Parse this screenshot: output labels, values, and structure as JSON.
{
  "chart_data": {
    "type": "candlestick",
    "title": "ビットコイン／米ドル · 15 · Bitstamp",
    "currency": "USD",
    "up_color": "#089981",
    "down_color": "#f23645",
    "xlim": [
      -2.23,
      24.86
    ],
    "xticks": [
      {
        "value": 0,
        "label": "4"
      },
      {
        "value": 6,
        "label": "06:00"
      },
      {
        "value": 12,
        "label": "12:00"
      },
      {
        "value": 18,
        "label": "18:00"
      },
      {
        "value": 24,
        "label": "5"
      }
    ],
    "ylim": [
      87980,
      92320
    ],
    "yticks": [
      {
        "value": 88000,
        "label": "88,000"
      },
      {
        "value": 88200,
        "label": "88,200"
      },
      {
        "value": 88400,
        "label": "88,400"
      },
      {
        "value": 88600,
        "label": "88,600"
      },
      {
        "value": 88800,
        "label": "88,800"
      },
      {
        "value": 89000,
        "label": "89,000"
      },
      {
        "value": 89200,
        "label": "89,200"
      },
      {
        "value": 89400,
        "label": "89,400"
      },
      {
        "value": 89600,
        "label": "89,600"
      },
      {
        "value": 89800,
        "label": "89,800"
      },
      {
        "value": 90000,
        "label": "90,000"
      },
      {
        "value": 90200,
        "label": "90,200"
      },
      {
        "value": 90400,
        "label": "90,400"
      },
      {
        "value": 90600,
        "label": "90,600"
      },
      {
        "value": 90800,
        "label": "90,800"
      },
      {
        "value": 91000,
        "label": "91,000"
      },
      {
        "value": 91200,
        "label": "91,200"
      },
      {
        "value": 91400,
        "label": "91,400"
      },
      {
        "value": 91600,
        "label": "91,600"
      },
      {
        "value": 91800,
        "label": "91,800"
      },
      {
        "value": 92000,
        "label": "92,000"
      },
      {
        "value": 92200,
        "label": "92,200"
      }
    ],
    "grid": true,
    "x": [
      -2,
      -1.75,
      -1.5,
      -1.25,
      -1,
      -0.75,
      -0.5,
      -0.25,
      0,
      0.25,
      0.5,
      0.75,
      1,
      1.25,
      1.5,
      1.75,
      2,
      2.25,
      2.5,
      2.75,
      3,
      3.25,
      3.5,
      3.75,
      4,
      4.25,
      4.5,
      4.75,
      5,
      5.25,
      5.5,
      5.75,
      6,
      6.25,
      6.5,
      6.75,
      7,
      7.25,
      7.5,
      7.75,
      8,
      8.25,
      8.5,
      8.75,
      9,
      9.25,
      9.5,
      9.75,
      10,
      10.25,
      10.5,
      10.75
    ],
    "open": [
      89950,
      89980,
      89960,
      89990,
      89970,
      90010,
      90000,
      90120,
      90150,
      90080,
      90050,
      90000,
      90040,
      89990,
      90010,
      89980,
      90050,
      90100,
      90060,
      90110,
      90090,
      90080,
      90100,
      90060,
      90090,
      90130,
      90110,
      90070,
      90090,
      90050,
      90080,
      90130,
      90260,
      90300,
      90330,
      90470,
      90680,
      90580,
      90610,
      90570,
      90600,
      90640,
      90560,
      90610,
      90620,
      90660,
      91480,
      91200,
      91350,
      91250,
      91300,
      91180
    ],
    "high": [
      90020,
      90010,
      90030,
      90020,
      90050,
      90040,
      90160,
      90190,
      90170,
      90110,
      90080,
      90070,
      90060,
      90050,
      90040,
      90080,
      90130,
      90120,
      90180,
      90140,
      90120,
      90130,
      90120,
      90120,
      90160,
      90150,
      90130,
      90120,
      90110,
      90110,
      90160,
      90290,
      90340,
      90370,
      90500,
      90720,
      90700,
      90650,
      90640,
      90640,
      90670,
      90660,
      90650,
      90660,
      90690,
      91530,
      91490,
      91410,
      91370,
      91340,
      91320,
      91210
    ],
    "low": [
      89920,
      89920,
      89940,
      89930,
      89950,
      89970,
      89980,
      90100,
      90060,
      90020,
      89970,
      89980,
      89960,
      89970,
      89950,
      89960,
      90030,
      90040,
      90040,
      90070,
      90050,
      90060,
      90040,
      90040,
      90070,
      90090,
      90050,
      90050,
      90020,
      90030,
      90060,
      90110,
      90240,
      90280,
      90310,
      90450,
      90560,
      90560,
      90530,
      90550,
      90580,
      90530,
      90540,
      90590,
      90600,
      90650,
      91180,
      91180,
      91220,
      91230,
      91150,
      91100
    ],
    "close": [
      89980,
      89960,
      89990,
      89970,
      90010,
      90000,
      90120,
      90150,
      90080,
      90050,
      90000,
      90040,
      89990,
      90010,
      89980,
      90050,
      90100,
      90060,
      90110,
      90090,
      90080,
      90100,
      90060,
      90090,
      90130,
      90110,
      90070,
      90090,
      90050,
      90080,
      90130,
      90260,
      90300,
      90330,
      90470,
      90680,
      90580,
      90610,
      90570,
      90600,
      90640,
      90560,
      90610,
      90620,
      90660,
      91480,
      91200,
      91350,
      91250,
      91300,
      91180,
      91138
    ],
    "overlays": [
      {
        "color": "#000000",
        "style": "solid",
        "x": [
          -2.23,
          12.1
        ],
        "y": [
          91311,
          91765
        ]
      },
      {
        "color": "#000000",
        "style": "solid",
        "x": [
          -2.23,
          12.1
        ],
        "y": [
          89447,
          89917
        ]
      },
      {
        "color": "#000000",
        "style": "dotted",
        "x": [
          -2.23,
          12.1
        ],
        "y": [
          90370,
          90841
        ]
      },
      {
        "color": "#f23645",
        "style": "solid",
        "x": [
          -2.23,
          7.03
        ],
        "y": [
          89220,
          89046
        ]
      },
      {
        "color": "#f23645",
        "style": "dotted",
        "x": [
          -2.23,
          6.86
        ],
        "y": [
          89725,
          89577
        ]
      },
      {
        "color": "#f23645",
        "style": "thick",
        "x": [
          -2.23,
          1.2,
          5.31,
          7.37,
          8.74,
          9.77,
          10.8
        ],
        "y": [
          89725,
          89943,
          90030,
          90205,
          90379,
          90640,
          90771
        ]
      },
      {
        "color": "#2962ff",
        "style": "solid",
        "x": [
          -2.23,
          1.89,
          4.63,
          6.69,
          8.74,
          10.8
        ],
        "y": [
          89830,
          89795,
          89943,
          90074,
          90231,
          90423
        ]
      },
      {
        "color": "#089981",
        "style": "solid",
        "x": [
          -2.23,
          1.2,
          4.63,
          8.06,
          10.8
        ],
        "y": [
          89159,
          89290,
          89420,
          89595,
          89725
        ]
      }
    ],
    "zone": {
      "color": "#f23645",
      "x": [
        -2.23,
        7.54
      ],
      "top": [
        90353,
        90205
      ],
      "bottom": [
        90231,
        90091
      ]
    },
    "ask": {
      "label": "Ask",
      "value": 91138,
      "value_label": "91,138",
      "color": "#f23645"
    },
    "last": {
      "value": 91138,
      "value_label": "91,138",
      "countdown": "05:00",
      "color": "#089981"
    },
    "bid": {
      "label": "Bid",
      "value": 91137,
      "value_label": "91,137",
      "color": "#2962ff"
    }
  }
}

☆ ☆ ☆ ☆ ☆ ☆ ☆

Given request
Print out all the entries precisely as written.

Expected answer
Parse this screenshot: output labels, values, and structure as JSON.
{
  "chart_data": {
    "type": "candlestick",
    "title": "ビットコイン／米ドル · 15 · Bitstamp",
    "currency": "USD",
    "up_color": "#089981",
    "down_color": "#f23645",
    "xlim": [
      -2.23,
      24.86
    ],
    "xticks": [
      {
        "value": 0,
        "label": "4"
      },
      {
        "value": 6,
        "label": "06:00"
      },
      {
        "value": 12,
        "label": "12:00"
      },
      {
        "value": 18,
        "label": "18:00"
      },
      {
        "value": 24,
        "label": "5"
      }
    ],
    "ylim": [
      87980,
      92320
    ],
    "yticks": [
      {
        "value": 88000,
        "label": "88,000"
      },
      {
        "value": 88200,
        "label": "88,200"
      },
      {
        "value": 88400,
        "label": "88,400"
      },
      {
        "value": 88600,
        "label": "88,600"
      },
      {
        "value": 88800,
        "label": "88,800"
      },
      {
        "value": 89000,
        "label": "89,000"
      },
      {
        "value": 89200,
        "label": "89,200"
      },
      {
        "value": 89400,
        "label": "89,400"
      },
      {
        "value": 89600,
        "label": "89,600"
      },
      {
        "value": 89800,
        "label": "89,800"
      },
      {
        "value": 90000,
        "label": "90,000"
      },
      {
        "value": 90200,
        "label": "90,200"
      },
      {
        "value": 90400,
        "label": "90,400"
      },
      {
        "value": 90600,
        "label": "90,600"
      },
      {
        "value": 90800,
        "label": "90,800"
      },
      {
        "value": 91000,
        "label": "91,000"
      },
      {
        "value": 91200,
        "label": "91,200"
      },
      {
        "value": 91400,
        "label": "91,400"
      },
      {
        "value": 91600,
        "label": "91,600"
      },
      {
        "value": 91800,
        "label": "91,800"
      },
      {
        "value": 92000,
        "label": "92,000"
      },
      {
        "value": 92200,
        "label": "92,200"
      }
    ],
    "grid": true,
    "x": [
      -2,
      -1.75,
      -1.5,
      -1.25,
      -1,
      -0.75,
      -0.5,
      -0.25,
      0,
      0.25,
      0.5,
      0.75,
      1,
      1.25,
      1.5,
      1.75,
      2,
      2.25,
      2.5,
      2.75,
      3,
      3.25,
      3.5,
      3.75,
      4,
      4.25,
      4.5,
      4.75,
      5,
      5.25,
      5.5,
      5.75,
      6,
      6.25,
      6.5,
      6.75,
      7,
      7.25,
      7.5,
      7.75,
      8,
      8.25,
      8.5,
      8.75,
      9,
      9.25,
      9.5,
      9.75,
      10,
      10.25,
      10.5,
      10.75
    ],
    "open": [
      89950,
      89980,
      89960,
      89990,
      89970,
      90010,
      90000,
      90120,
      90150,
      90080,
      90050,
      90000,
      90040,
      89990,
      90010,
      89980,
      90050,
      90100,
      90060,
      90110,
      90090,
      90080,
      90100,
      90060,
      90090,
      90130,
      90110,
      90070,
      90090,
      90050,
      90080,
      90130,
      90260,
      90300,
      90330,
      90470,
      90680,
      90580,
      90610,
      90570,
      90600,
      90640,
      90560,
      90610,
      90620,
      90660,
      91480,
      91200,
      91350,
      91250,
      91300,
      91180
    ],
    "high": [
      90020,
      90010,
      90030,
      90020,
      90050,
      90040,
      90160,
      90190,
      90170,
      90110,
      90080,
      90070,
      90060,
      90050,
      90040,
      90080,
      90130,
      90120,
      90180,
      90140,
      90120,
      90130,
      90120,
      90120,
      90160,
      90150,
      90130,
      90120,
      90110,
      90110,
      90160,
      90290,
      90340,
      90370,
      90500,
      90720,
      90700,
      90650,
      90640,
      90640,
      90670,
      90660,
      90650,
      90660,
      90690,
      91530,
      91490,
      91410,
      91370,
      91340,
      91320,
      91210
    ],
    "low": [
      89920,
      89920,
      89940,
      89930,
      89950,
      89970,
      89980,
      90100,
      90060,
      90020,
      89970,
      89980,
      89960,
      89970,
      89950,
      89960,
      90030,
      90040,
      90040,
      90070,
      90050,
      90060,
      90040,
      90040,
      90070,
      90090,
      90050,
      90050,
      90020,
      90030,
      90060,
      90110,
      90240,
      90280,
      90310,
      90450,
      90560,
      90560,
      90530,
      90550,
      90580,
      90530,
      90540,
      90590,
      90600,
      90650,
      91180,
      91180,
      91220,
      91230,
      91150,
      91100
    ],
    "close": [
      89980,
      89960,
      89990,
      89970,
      90010,
      90000,
      90120,
      90150,
      90080,
      90050,
      90000,
      90040,
      89990,
      90010,
      89980,
      90050,
      90100,
      90060,
      90110,
      90090,
      90080,
      90100,
      90060,
      90090,
      90130,
      90110,
      90070,
      90090,
      90050,
      90080,
      90130,
      90260,
      90300,
      90330,
      90470,
      90680,
      90580,
      90610,
      90570,
      90600,
      90640,
      90560,
      90610,
      90620,
      90660,
      91480,
      91200,
      91350,
      91250,
      91300,
      91180,
      91138
    ],
    "overlays": [
      {
        "color": "#000000",
        "style": "solid",
        "x": [
          -2.23,
          12.1
        ],
        "y": [
          91311,
          91765
        ]
      },
      {
        "color": "#000000",
        "style": "solid",
        "x": [
          -2.23,
          12.1
        ],
        "y": [
          89447,
          89917
        ]
      },
      {
        "color": "#000000",
        "style": "dotted",
        "x": [
          -2.23,
          12.1
        ],
        "y": [
          90370,
          90841
        ]
      },
      {
        "color": "#f23645",
        "style": "solid",
        "x": [
          -2.23,
          7.03
        ],
        "y": [
          89220,
          89046
        ]
      },
      {
        "color": "#f23645",
        "style": "dotted",
        "x": [
          -2.23,
          6.86
        ],
        "y": [
          89725,
          89577
        ]
      },
      {
        "color": "#f23645",
        "style": "thick",
        "x": [
          -2.23,
          1.2,
          5.31,
          7.37,
          8.74,
          9.77,
          10.8
        ],
        "y": [
          89725,
          89943,
          90030,
          90205,
          90379,
          90640,
          90771
        ]
      },
      {
        "color": "#2962ff",
        "style": "solid",
        "x": [
          -2.23,
          1.89,
          4.63,
          6.69,
          8.74,
          10.8
        ],
        "y": [
          89830,
          89795,
          89943,
          90074,
          90231,
          90423
        ]
      },
      {
        "color": "#089981",
        "style": "solid",
        "x": [
          -2.23,
          1.2,
          4.63,
          8.06,
          10.8
        ],
        "y": [
          89159,
          89290,
          89420,
          89595,
          89725
        ]
      }
    ],
    "zone": {
      "color": "#f23645",
      "x": [
        -2.23,
        7.54
      ],
      "top": [
        90353,
        90205
      ],
      "bottom": [
        90231,
        90091
      ]
    },
    "ask": {
      "label": "Ask",
      "value": 91138,
      "value_label": "91,138",
      "color": "#f23645"
    },
    "last": {
      "value": 91138,
      "value_label": "91,138",
      "countdown": "05:00",
      "color": "#089981"
    },
    "bid": {
      "label": "Bid",
      "value": 91137,
      "value_label": "91,137",
      "color": "#2962ff"
    }
  }
}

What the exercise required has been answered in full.